TASK DIRECTIONS → Of all the lines in these entries, how many contain the string "praises"? Give only that count.

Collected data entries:
* start *

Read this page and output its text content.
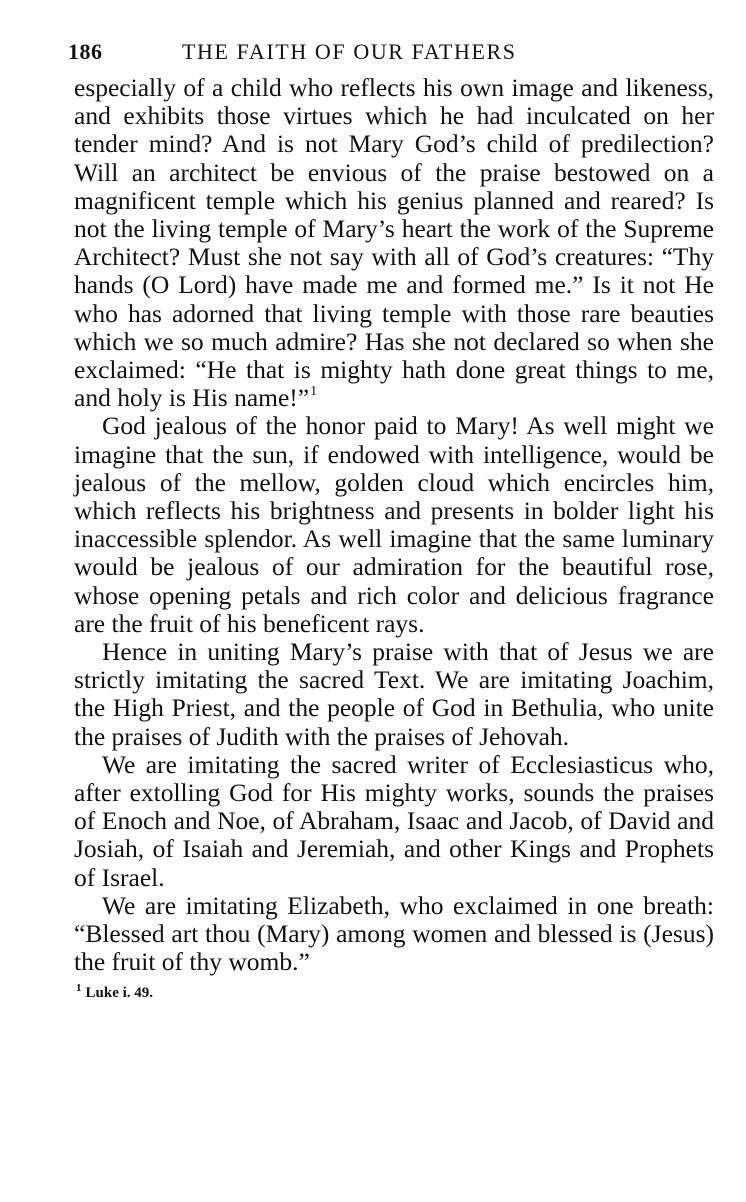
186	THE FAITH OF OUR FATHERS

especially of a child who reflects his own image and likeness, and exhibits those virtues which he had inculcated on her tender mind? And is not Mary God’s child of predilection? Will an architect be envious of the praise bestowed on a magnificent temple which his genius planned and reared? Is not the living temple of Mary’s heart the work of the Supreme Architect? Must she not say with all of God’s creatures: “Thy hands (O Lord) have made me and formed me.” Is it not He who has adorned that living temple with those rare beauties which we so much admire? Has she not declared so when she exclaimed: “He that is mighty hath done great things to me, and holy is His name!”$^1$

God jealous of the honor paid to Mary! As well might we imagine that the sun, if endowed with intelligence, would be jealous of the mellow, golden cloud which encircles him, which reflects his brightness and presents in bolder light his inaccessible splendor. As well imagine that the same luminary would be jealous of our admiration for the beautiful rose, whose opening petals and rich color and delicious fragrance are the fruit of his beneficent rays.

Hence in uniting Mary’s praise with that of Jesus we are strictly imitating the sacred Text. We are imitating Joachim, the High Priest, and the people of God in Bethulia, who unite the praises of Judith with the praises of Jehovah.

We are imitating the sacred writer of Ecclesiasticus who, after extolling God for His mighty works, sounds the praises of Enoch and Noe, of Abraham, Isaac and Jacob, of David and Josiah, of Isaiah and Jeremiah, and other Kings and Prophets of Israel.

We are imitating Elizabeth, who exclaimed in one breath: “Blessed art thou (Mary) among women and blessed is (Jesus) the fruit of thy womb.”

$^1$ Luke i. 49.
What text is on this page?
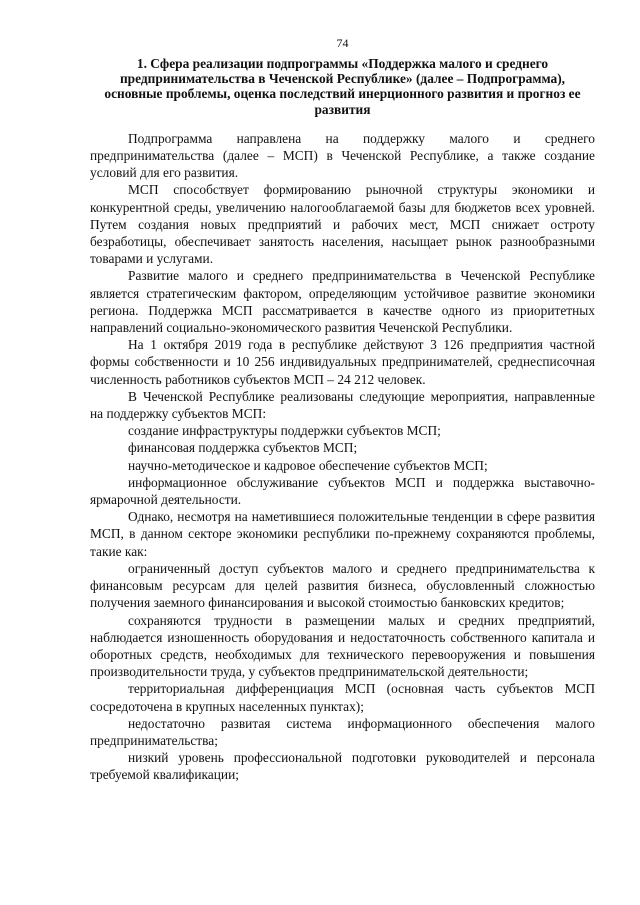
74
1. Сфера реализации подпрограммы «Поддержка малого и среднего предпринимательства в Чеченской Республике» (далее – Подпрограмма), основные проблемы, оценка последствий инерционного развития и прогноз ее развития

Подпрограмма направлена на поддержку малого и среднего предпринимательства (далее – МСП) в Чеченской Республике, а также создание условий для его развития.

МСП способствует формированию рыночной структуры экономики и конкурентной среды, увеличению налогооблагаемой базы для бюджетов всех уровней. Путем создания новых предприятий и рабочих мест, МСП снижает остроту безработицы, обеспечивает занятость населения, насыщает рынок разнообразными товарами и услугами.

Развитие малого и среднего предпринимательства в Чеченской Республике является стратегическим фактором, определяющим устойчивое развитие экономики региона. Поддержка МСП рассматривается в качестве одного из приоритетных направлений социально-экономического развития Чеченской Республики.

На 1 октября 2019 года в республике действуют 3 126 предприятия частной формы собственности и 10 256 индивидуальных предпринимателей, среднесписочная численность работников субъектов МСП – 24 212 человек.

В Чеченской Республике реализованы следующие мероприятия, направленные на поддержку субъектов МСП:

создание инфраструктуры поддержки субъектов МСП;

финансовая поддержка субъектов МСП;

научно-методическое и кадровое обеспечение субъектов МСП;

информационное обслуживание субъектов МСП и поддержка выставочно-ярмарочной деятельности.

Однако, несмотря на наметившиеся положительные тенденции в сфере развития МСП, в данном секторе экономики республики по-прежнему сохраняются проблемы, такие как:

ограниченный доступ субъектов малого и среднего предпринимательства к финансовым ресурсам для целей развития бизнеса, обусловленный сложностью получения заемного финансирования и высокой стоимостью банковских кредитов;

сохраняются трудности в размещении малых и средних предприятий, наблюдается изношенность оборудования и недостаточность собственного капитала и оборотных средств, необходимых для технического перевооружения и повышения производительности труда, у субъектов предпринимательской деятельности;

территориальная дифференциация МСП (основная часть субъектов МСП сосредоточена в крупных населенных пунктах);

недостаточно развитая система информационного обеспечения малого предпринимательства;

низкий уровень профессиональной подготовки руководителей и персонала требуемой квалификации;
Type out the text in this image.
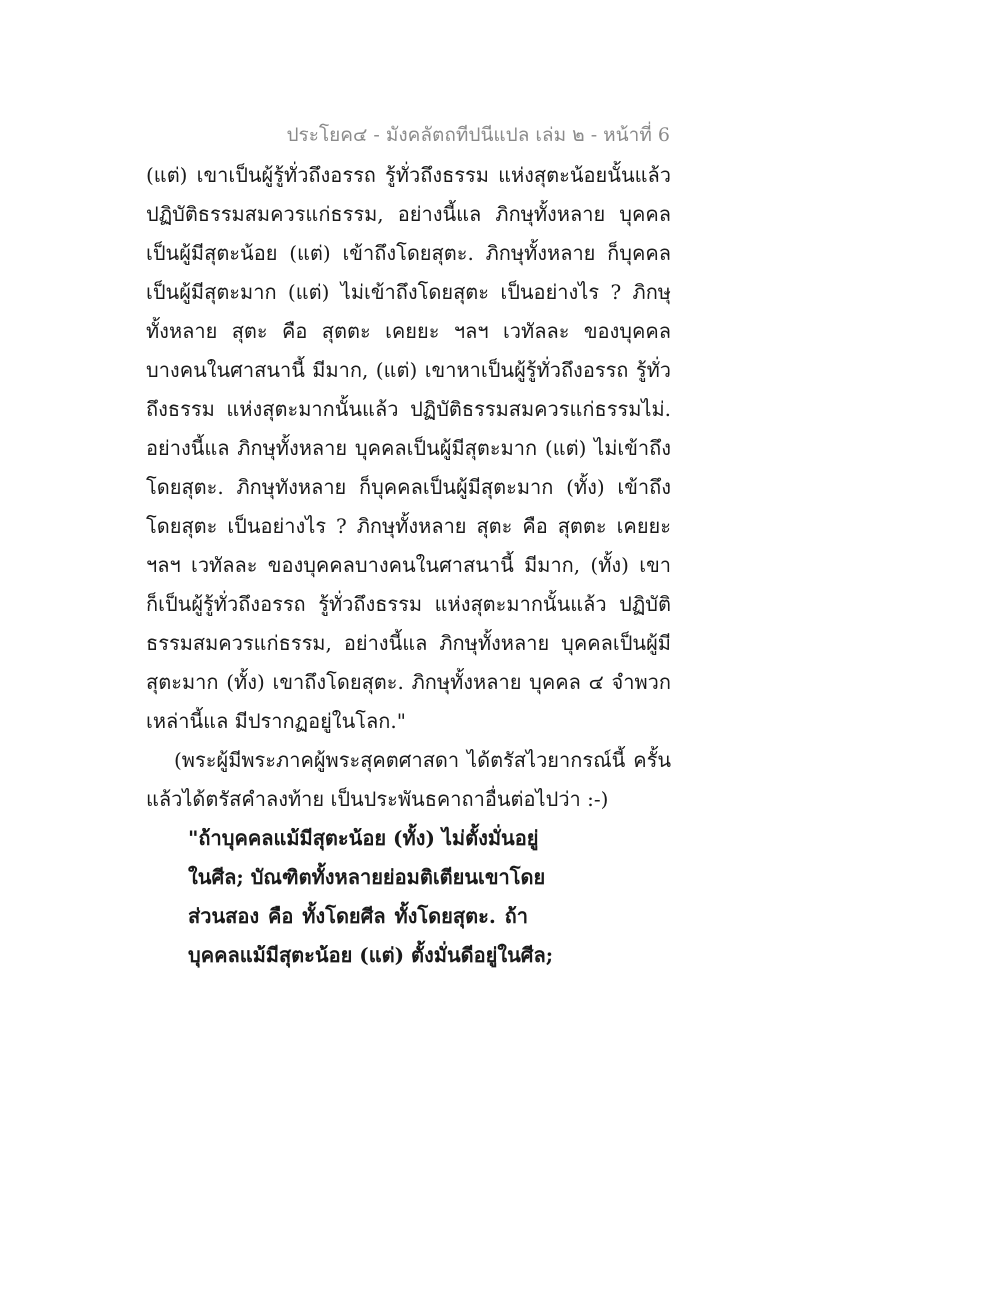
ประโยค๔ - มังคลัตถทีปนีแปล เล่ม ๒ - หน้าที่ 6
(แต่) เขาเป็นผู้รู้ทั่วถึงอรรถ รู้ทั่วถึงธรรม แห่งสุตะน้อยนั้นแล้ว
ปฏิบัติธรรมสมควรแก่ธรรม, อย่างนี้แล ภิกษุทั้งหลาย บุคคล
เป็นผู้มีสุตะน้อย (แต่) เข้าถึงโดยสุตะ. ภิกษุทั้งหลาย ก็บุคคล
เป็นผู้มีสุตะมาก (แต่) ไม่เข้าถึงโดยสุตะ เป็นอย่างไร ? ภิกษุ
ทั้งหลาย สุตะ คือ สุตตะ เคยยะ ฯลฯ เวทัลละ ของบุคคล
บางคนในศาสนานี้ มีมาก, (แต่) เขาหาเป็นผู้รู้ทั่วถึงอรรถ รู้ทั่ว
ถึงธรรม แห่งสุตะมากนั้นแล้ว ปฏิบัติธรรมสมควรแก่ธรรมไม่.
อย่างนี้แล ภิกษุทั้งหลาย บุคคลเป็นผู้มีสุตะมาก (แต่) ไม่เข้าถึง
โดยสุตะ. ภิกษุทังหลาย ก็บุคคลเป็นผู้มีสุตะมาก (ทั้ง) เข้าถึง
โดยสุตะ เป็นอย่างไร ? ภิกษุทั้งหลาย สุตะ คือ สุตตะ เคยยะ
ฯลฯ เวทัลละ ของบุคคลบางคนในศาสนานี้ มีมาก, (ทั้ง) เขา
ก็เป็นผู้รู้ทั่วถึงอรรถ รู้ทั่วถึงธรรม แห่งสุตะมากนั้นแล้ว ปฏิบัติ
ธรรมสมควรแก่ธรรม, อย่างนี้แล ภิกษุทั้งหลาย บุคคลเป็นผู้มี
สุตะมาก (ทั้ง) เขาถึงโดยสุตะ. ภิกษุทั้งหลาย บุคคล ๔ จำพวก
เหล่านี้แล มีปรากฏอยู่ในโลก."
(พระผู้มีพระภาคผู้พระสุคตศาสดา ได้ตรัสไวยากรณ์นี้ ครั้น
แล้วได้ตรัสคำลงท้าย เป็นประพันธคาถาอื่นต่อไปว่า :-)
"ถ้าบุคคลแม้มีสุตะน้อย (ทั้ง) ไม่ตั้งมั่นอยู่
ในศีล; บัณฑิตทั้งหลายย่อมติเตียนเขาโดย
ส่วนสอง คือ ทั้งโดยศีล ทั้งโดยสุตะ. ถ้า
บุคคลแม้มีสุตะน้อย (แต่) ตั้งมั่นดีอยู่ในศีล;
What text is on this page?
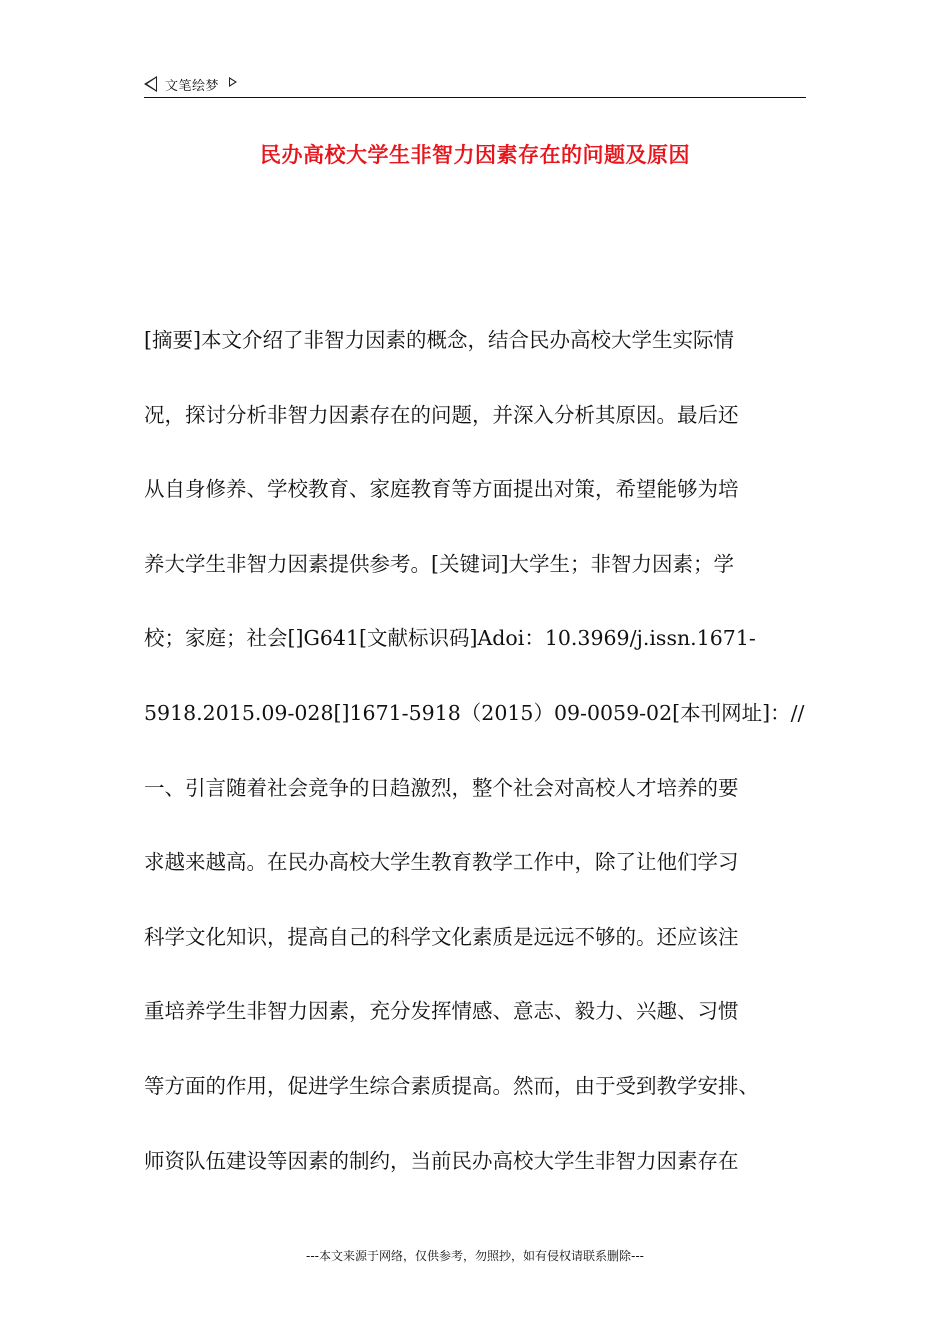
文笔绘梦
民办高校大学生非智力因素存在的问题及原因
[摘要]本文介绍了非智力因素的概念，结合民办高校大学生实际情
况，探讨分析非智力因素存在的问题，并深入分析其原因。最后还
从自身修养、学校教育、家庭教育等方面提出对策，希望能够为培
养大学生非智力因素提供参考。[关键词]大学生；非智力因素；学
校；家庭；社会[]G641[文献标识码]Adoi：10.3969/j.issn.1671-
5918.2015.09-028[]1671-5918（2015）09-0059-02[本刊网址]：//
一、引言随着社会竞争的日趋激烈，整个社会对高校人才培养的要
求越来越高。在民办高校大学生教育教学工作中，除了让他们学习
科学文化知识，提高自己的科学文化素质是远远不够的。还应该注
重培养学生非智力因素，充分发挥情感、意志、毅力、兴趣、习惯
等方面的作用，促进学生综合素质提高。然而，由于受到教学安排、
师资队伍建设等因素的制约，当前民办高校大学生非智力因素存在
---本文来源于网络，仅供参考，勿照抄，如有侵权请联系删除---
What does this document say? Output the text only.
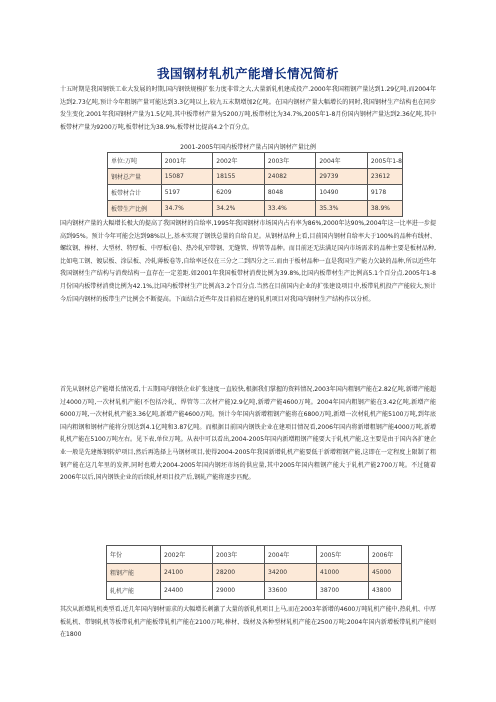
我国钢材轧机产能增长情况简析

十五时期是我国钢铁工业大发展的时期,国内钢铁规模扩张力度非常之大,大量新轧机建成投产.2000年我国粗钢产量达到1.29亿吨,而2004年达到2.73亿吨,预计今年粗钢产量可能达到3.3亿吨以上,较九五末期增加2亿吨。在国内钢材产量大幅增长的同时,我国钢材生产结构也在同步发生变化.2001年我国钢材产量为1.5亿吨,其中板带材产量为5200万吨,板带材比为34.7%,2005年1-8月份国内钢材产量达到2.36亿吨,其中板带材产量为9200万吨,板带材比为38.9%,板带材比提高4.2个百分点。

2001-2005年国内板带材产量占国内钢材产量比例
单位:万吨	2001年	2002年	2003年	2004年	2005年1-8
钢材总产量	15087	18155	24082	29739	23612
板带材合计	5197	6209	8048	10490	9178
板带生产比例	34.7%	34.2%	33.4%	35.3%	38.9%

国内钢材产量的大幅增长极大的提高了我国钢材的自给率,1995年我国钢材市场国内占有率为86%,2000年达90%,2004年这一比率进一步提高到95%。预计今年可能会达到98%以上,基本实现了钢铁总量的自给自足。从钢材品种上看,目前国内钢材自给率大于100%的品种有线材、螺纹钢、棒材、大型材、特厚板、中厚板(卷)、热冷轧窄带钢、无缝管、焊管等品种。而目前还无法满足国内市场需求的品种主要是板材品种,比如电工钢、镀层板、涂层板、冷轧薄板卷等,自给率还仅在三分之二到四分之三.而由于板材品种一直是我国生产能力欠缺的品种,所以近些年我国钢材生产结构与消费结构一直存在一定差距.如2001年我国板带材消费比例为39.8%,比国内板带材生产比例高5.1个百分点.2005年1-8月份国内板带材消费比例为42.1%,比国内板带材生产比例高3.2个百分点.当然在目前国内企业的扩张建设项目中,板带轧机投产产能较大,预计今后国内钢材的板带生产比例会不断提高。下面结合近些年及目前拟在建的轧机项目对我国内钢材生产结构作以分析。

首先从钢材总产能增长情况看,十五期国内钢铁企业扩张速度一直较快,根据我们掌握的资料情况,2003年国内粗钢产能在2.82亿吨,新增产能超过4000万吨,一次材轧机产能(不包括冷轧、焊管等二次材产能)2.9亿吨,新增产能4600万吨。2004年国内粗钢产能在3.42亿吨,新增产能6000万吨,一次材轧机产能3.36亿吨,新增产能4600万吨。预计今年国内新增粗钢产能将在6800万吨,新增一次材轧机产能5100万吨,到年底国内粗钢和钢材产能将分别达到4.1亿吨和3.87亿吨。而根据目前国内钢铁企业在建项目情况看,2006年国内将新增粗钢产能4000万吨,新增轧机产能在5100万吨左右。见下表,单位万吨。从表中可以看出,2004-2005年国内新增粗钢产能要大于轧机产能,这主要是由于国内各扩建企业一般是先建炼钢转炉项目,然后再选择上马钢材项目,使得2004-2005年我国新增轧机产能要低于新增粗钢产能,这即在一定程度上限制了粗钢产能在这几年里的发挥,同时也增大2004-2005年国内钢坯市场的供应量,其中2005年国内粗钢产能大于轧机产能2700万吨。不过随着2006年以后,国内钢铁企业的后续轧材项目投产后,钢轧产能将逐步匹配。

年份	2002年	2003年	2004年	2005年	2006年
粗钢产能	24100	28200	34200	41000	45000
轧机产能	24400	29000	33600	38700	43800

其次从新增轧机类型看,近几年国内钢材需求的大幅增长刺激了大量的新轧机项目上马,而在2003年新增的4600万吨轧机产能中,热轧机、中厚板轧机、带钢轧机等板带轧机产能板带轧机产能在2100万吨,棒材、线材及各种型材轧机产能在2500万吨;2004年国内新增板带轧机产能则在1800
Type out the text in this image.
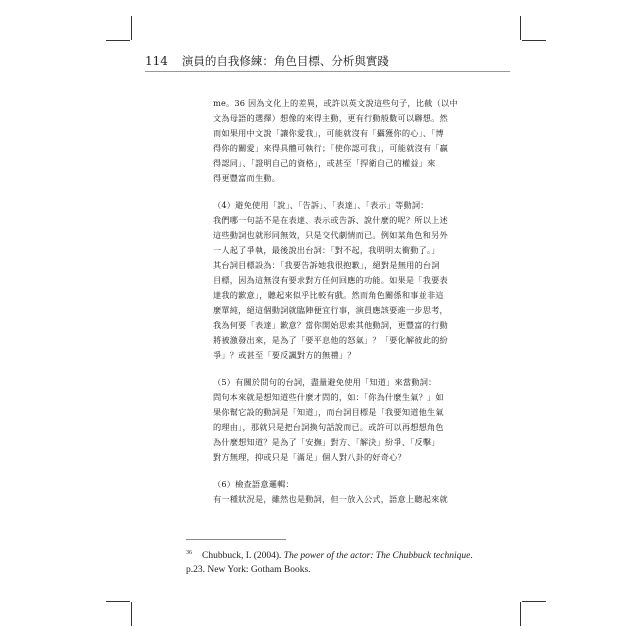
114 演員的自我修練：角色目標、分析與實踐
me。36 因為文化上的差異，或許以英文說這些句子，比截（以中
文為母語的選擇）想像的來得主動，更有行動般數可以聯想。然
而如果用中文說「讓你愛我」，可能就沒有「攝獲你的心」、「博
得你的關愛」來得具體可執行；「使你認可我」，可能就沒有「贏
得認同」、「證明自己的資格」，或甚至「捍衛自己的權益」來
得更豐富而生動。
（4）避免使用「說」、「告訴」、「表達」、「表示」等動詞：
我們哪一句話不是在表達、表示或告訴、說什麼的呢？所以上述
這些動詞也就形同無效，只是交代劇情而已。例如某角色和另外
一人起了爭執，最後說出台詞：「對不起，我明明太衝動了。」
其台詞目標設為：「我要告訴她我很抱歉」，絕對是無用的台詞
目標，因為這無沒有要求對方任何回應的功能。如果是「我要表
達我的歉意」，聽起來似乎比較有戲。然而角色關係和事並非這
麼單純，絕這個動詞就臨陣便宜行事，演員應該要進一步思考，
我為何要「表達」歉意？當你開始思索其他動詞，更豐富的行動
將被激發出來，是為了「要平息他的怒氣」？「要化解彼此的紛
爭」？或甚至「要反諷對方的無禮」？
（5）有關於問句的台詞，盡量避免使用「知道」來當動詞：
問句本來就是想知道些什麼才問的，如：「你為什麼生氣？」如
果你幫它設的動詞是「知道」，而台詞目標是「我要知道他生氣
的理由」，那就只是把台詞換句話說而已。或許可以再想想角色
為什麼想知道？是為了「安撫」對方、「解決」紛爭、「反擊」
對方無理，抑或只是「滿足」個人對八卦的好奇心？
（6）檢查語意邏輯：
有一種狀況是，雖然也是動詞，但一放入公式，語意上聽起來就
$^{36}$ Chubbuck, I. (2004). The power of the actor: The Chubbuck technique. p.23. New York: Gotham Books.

* end *

FINISHED ANSWER → 2